Some records:
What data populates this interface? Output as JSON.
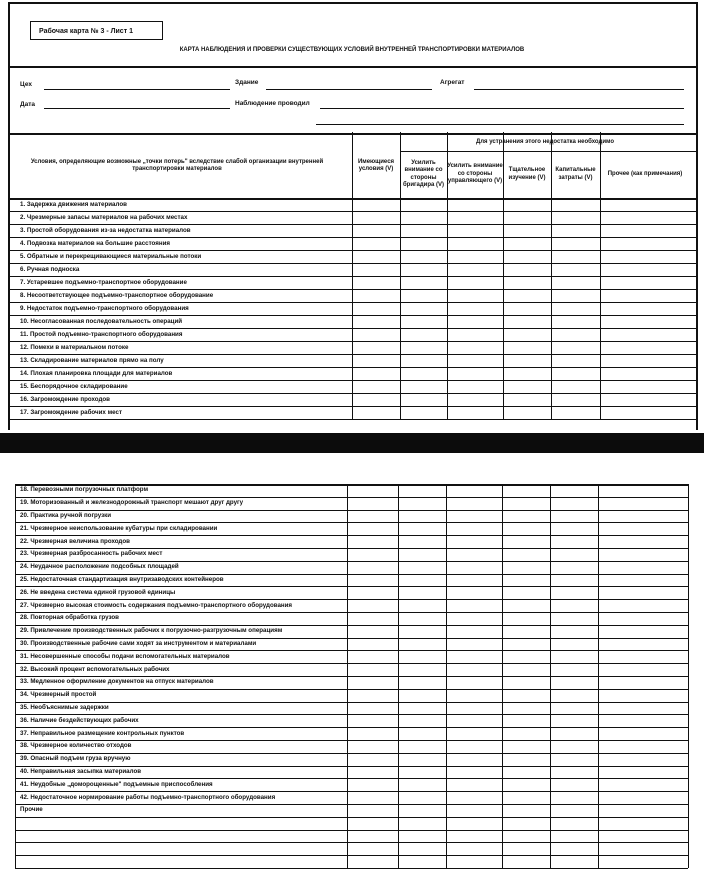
{
  "card_label": "Рабочая карта № 3 - Лист 1",
  "title": "КАРТА НАБЛЮДЕНИЯ И ПРОВЕРКИ СУЩЕСТВУЮЩИХ УСЛОВИЙ ВНУТРЕННЕЙ ТРАНСПОРТИРОВКИ МАТЕРИАЛОВ",
  "fields": {
    "workshop": "Цех",
    "building": "Здание",
    "unit": "Агрегат",
    "date": "Дата",
    "observer": "Наблюдение проводил"
  },
  "table_header": {
    "conditions": "Условия, определяющие возможные „точки потерь\" вследствие слабой организации внутренней транспортировки материалов",
    "existing": "Имеющиеся условия (V)",
    "group": "Для устранения этого недостатка необходимо",
    "foreman": "Усилить внимание со стороны бригадира (V)",
    "manager": "Усилить внимание со стороны управляющего (V)",
    "study": "Тщательное изучение (V)",
    "capital": "Капитальные затраты (V)",
    "other": "Прочее (как примечания)"
  },
  "rows_sheet1": [
    "1. Задержка движения материалов",
    "2. Чрезмерные запасы материалов на рабочих местах",
    "3. Простой оборудования из-за недостатка материалов",
    "4. Подвозка материалов на большие расстояния",
    "5. Обратные и перекрещивающиеся материальные потоки",
    "6. Ручная подноска",
    "7. Устаревшее подъемно-транспортное оборудование",
    "8. Несоответствующее подъемно-транспортное оборудование",
    "9. Недостаток подъемно-транспортного оборудования",
    "10. Несогласованная последовательность операций",
    "11. Простой подъемно-транспортного оборудования",
    "12. Помехи в материальном потоке",
    "13. Складирование материалов прямо на полу",
    "14. Плохая планировка площади для материалов",
    "15. Беспорядочное складирование",
    "16. Загромождение проходов",
    "17. Загромождение рабочих мест"
  ],
  "rows_sheet2": [
    "18. Перевозными погрузочных платформ",
    "19. Моторизованный и железнодорожный транспорт мешают друг другу",
    "20. Практика ручной погрузки",
    "21. Чрезмерное неиспользование кубатуры при складировании",
    "22. Чрезмерная величина проходов",
    "23. Чрезмерная разбросанность рабочих мест",
    "24. Неудачное расположение подсобных площадей",
    "25. Недостаточная стандартизация внутризаводских контейнеров",
    "26. Не введена система единой грузовой единицы",
    "27. Чрезмерно высокая стоимость содержания подъемно-транспортного оборудования",
    "28. Повторная обработка грузов",
    "29. Привлечение производственных рабочих к погрузочно-разгрузочным операциям",
    "30. Производственные рабочие сами ходят за инструментом и материалами",
    "31. Несовершенные способы подачи вспомогательных материалов",
    "32. Высокий процент вспомогательных рабочих",
    "33. Медленное оформление документов на отпуск материалов",
    "34. Чрезмерный простой",
    "35. Необъяснимые задержки",
    "36. Наличие бездействующих рабочих",
    "37. Неправильное размещение контрольных пунктов",
    "38. Чрезмерное количество отходов",
    "39. Опасный подъем груза вручную",
    "40. Неправильная засыпка материалов",
    "41. Неудобные „доморощенные\" подъемные приспособления",
    "42. Недостаточное нормирование работы подъемно-транспортного оборудования",
    "Прочие",
    "",
    "",
    "",
    ""
  ]
}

Instructions for the task - Report how many lines include the word "транспортное". Give nothing but the number.

Written answer - 2